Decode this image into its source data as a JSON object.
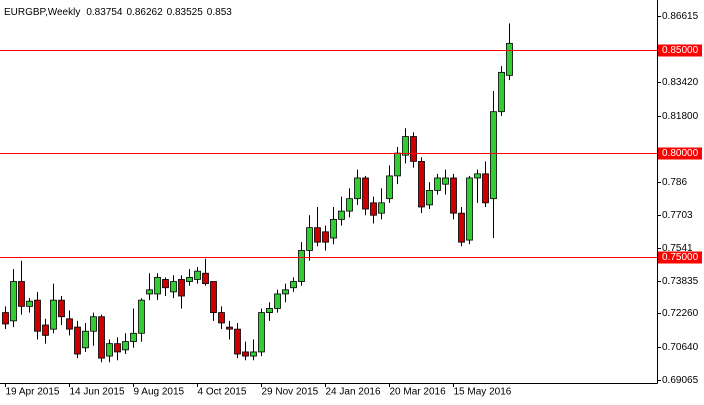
{
  "chart_data": {
    "type": "candlestick",
    "title": "EURGBP,Weekly",
    "up_color": "#32cd32",
    "down_color": "#cc0000",
    "level_color": "#ff0000",
    "categories": [
      "19 Apr 2015",
      null,
      null,
      null,
      null,
      null,
      null,
      null,
      "14 Jun 2015",
      null,
      null,
      null,
      null,
      null,
      null,
      null,
      "9 Aug 2015",
      null,
      null,
      null,
      null,
      null,
      null,
      null,
      "4 Oct 2015",
      null,
      null,
      null,
      null,
      null,
      null,
      null,
      "29 Nov 2015",
      null,
      null,
      null,
      null,
      null,
      null,
      null,
      "24 Jan 2016",
      null,
      null,
      null,
      null,
      null,
      null,
      null,
      "20 Mar 2016",
      null,
      null,
      null,
      null,
      null,
      null,
      null,
      "15 May 2016",
      null,
      null,
      null,
      null,
      null,
      null,
      null
    ],
    "open": [
      0.723,
      0.719,
      0.738,
      0.726,
      0.729,
      0.717,
      0.715,
      0.729,
      0.72,
      0.716,
      0.706,
      0.714,
      0.721,
      0.702,
      0.708,
      0.705,
      0.709,
      0.713,
      0.732,
      0.732,
      0.739,
      0.733,
      0.739,
      0.738,
      0.739,
      0.742,
      0.738,
      0.723,
      0.716,
      0.715,
      0.704,
      0.702,
      0.704,
      0.723,
      0.725,
      0.732,
      0.735,
      0.738,
      0.753,
      0.764,
      0.762,
      0.759,
      0.768,
      0.772,
      0.778,
      0.788,
      0.776,
      0.771,
      0.778,
      0.789,
      0.799,
      0.808,
      0.796,
      0.775,
      0.782,
      0.785,
      0.788,
      0.771,
      0.758,
      0.788,
      0.79,
      0.778,
      0.82,
      0.83754
    ],
    "high": [
      0.726,
      0.744,
      0.748,
      0.73,
      0.733,
      0.72,
      0.737,
      0.731,
      0.724,
      0.719,
      0.718,
      0.723,
      0.722,
      0.71,
      0.711,
      0.713,
      0.725,
      0.73,
      0.742,
      0.742,
      0.74,
      0.741,
      0.741,
      0.744,
      0.745,
      0.749,
      0.738,
      0.726,
      0.719,
      0.718,
      0.709,
      0.71,
      0.725,
      0.728,
      0.734,
      0.737,
      0.74,
      0.757,
      0.77,
      0.774,
      0.765,
      0.774,
      0.779,
      0.783,
      0.792,
      0.789,
      0.779,
      0.783,
      0.794,
      0.803,
      0.812,
      0.81,
      0.798,
      0.786,
      0.79,
      0.792,
      0.79,
      0.774,
      0.789,
      0.792,
      0.796,
      0.83,
      0.842,
      0.86262
    ],
    "low": [
      0.715,
      0.716,
      0.722,
      0.723,
      0.71,
      0.708,
      0.713,
      0.717,
      0.712,
      0.701,
      0.704,
      0.707,
      0.699,
      0.699,
      0.7,
      0.703,
      0.706,
      0.709,
      0.729,
      0.729,
      0.731,
      0.73,
      0.725,
      0.736,
      0.737,
      0.736,
      0.719,
      0.715,
      0.71,
      0.701,
      0.7,
      0.7,
      0.702,
      0.719,
      0.723,
      0.728,
      0.733,
      0.736,
      0.748,
      0.755,
      0.753,
      0.756,
      0.765,
      0.769,
      0.775,
      0.77,
      0.766,
      0.768,
      0.776,
      0.785,
      0.795,
      0.793,
      0.771,
      0.773,
      0.78,
      0.78,
      0.768,
      0.755,
      0.756,
      0.776,
      0.774,
      0.759,
      0.818,
      0.83525
    ],
    "close": [
      0.7175,
      0.738,
      0.726,
      0.7285,
      0.714,
      0.712,
      0.729,
      0.721,
      0.715,
      0.703,
      0.714,
      0.721,
      0.701,
      0.708,
      0.704,
      0.709,
      0.713,
      0.729,
      0.734,
      0.74,
      0.735,
      0.738,
      0.731,
      0.74,
      0.743,
      0.737,
      0.723,
      0.718,
      0.715,
      0.703,
      0.702,
      0.704,
      0.723,
      0.725,
      0.732,
      0.734,
      0.738,
      0.753,
      0.764,
      0.757,
      0.757,
      0.768,
      0.772,
      0.778,
      0.788,
      0.773,
      0.77,
      0.776,
      0.789,
      0.8,
      0.808,
      0.796,
      0.774,
      0.782,
      0.788,
      0.788,
      0.771,
      0.757,
      0.788,
      0.79,
      0.776,
      0.82,
      0.839,
      0.853
    ],
    "ylim": [
      0.689,
      0.872
    ],
    "yticks": [
      0.86615,
      {
        "value": 0.8342,
        "label": "0.83420"
      },
      {
        "value": 0.818,
        "label": "0.81800"
      },
      0.786,
      0.7703,
      0.7541,
      0.73835,
      {
        "value": 0.7226,
        "label": "0.72260"
      },
      {
        "value": 0.7064,
        "label": "0.70640"
      },
      0.69065
    ],
    "levels": [
      {
        "value": 0.85,
        "label": "0.85000"
      },
      {
        "value": 0.8,
        "label": "0.80000"
      },
      {
        "value": 0.75,
        "label": "0.75000"
      }
    ]
  }
}
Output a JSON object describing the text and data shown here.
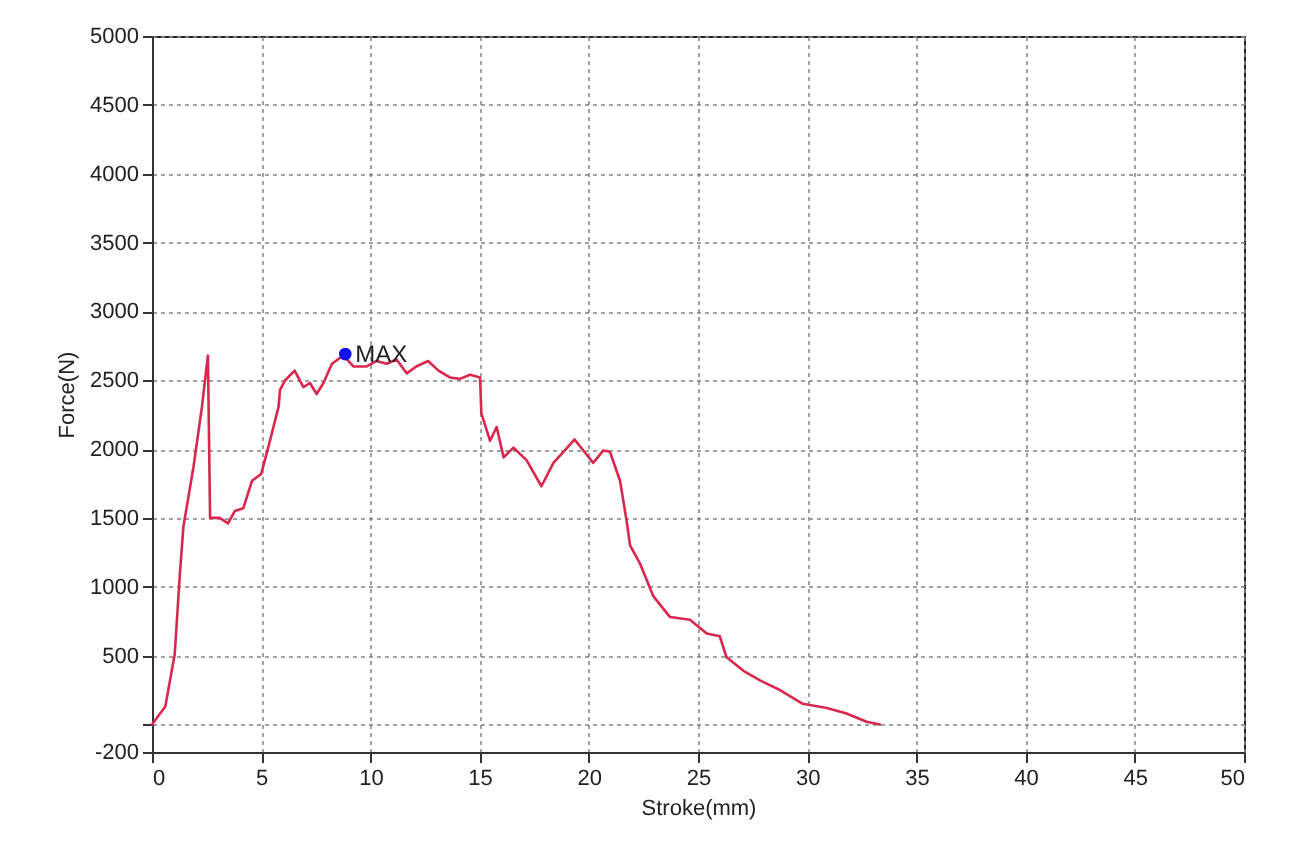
{
  "chart_data": {
    "type": "line",
    "xlabel": "Stroke(mm)",
    "ylabel": "Force(N)",
    "xlim": [
      0,
      50
    ],
    "ylim": [
      -200,
      5000
    ],
    "xticks": [
      0,
      5,
      10,
      15,
      20,
      25,
      30,
      35,
      40,
      45,
      50
    ],
    "yticks": [
      -200,
      {
        "value": 0,
        "label": null
      },
      500,
      1000,
      1500,
      2000,
      2500,
      3000,
      3500,
      4000,
      4500,
      5000
    ],
    "grid": true,
    "annotations": [
      {
        "text": "MAX",
        "x": 8.85,
        "y": 2690
      }
    ],
    "series": [
      {
        "type": "line",
        "color": "#d8284f",
        "x": [
          0,
          0.61,
          1.04,
          1.28,
          1.44,
          1.9,
          2.29,
          2.56,
          2.66,
          3.1,
          3.48,
          3.79,
          4.18,
          4.58,
          5.0,
          5.4,
          5.8,
          5.86,
          6.1,
          6.53,
          6.93,
          7.23,
          7.54,
          7.85,
          8.24,
          8.76,
          9.22,
          9.83,
          10.28,
          10.74,
          11.2,
          11.66,
          12.1,
          12.64,
          13.12,
          13.64,
          14.1,
          14.56,
          15.02,
          15.08,
          15.48,
          15.78,
          16.1,
          16.55,
          17.15,
          17.83,
          18.38,
          18.84,
          19.35,
          19.75,
          20.2,
          20.67,
          20.97,
          21.43,
          21.73,
          21.89,
          22.34,
          22.96,
          23.72,
          24.63,
          25.4,
          26.0,
          26.3,
          27.08,
          27.84,
          28.75,
          29.8,
          30.9,
          31.8,
          32.72,
          33.33
        ],
        "values": [
          0,
          130,
          510,
          1100,
          1440,
          1870,
          2310,
          2680,
          1500,
          1500,
          1460,
          1550,
          1570,
          1770,
          1820,
          2060,
          2310,
          2430,
          2500,
          2570,
          2450,
          2480,
          2400,
          2480,
          2620,
          2680,
          2600,
          2600,
          2640,
          2620,
          2650,
          2550,
          2600,
          2640,
          2570,
          2520,
          2510,
          2540,
          2520,
          2260,
          2060,
          2160,
          1940,
          2010,
          1920,
          1730,
          1900,
          1980,
          2070,
          1990,
          1900,
          1990,
          1980,
          1770,
          1480,
          1300,
          1170,
          930,
          780,
          760,
          660,
          640,
          490,
          390,
          320,
          250,
          150,
          120,
          80,
          20,
          0
        ]
      },
      {
        "type": "scatter",
        "color": "#1010f0",
        "x": [
          8.85
        ],
        "values": [
          2690
        ]
      }
    ]
  }
}
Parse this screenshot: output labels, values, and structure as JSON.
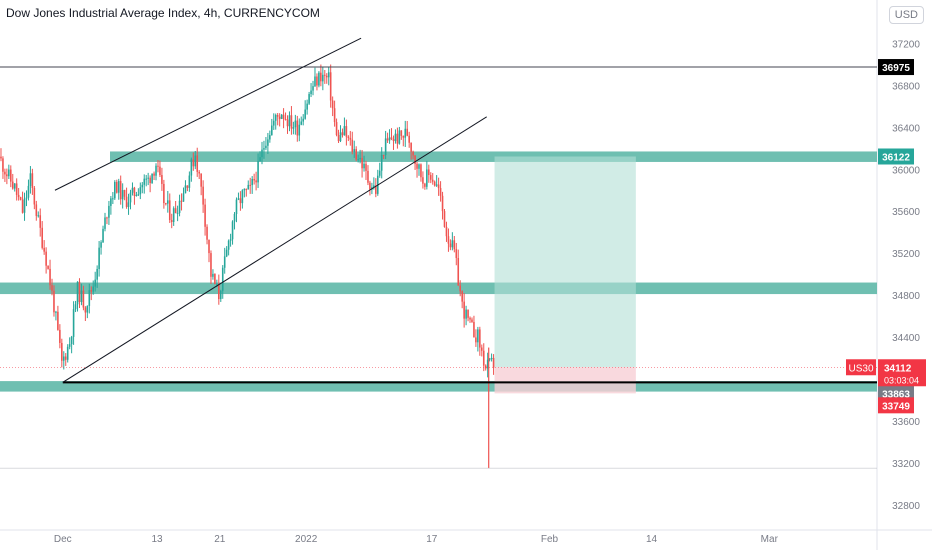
══════════
• REQUIRED WORK
Tally the lines of the records holding the word "this", then state only the tally.

• RESPONSE BELOW
2